### Records provided
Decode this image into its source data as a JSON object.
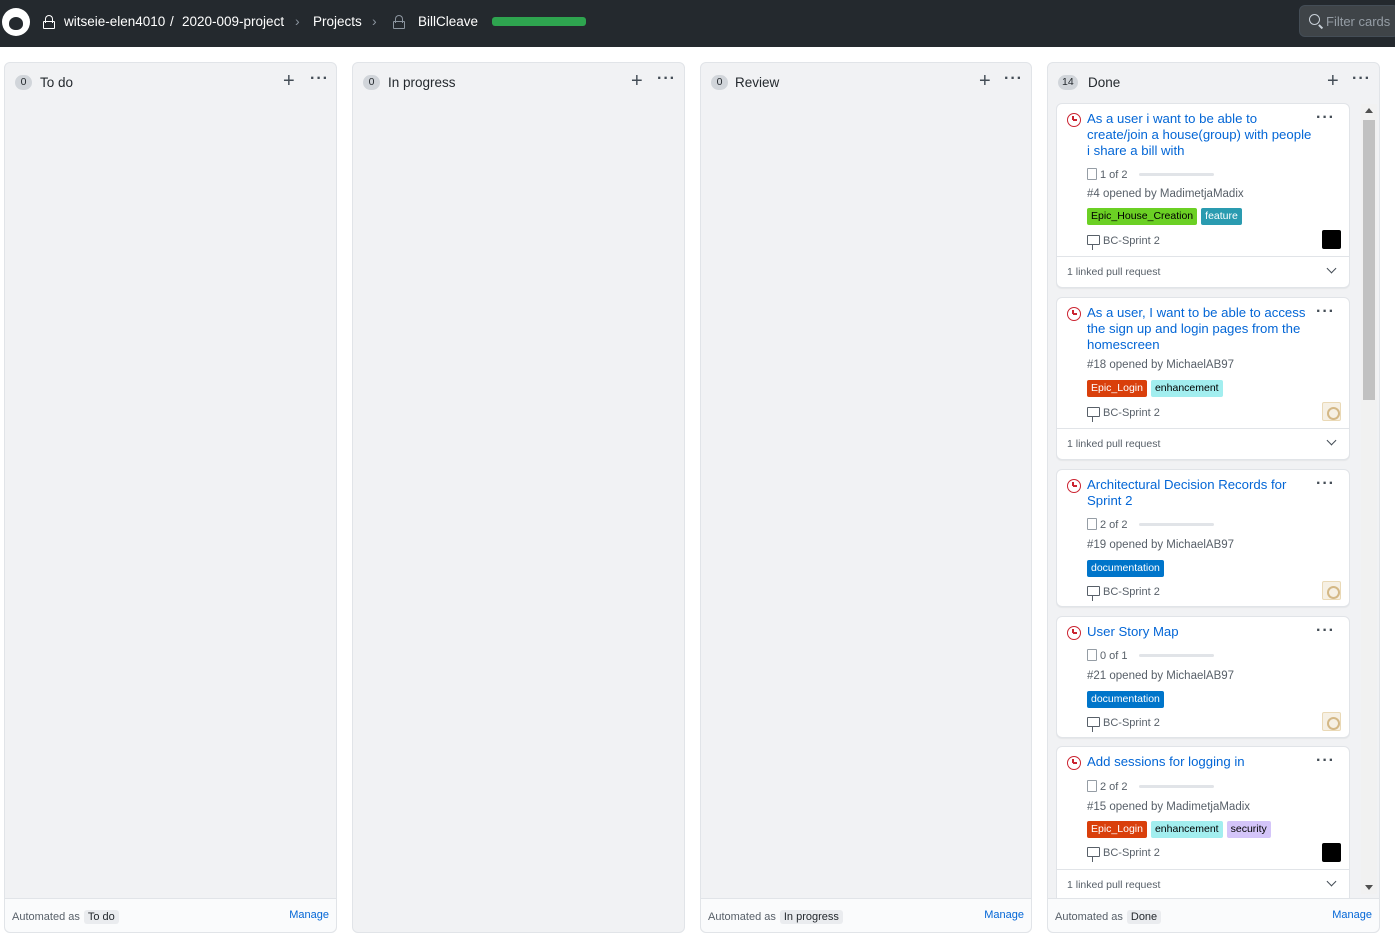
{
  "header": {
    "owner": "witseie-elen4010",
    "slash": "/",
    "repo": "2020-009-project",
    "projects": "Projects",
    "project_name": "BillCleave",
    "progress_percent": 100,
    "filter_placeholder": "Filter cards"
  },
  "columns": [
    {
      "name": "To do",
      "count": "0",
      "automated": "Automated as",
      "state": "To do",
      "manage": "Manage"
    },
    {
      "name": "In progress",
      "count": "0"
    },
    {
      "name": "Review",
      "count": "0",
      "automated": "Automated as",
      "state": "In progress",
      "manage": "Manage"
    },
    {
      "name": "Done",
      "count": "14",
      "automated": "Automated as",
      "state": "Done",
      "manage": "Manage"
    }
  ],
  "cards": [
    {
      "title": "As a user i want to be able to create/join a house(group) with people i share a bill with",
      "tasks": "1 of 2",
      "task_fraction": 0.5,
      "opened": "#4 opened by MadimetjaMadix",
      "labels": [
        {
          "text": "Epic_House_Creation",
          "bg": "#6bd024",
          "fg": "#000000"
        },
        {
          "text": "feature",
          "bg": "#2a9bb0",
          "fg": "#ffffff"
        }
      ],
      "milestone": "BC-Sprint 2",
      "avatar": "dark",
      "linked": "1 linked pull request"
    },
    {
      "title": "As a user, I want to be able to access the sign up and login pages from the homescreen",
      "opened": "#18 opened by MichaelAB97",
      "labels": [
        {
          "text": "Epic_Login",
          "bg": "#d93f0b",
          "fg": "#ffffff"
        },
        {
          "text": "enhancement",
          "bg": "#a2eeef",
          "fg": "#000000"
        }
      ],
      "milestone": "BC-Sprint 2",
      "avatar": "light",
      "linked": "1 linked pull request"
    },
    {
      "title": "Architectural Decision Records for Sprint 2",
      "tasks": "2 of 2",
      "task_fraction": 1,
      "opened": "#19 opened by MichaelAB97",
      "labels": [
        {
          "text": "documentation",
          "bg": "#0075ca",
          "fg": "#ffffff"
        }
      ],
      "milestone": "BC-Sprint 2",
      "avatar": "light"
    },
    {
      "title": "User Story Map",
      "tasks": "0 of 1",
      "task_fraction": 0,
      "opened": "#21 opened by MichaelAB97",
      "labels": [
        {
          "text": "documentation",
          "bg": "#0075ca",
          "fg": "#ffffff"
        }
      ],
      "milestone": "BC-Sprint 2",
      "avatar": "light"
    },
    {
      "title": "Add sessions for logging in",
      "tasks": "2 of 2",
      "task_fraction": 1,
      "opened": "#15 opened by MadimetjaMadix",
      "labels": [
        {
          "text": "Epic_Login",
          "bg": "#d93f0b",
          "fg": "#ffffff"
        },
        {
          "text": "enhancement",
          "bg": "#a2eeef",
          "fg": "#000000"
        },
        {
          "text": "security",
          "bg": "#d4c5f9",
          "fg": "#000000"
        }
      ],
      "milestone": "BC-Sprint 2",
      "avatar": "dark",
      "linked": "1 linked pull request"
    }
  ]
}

### Your objective
Which lines contain the word "state"? Copy each of them.

### Reply to the exercise
      "state": "To do",
      "state": "In progress",
      "state": "Done",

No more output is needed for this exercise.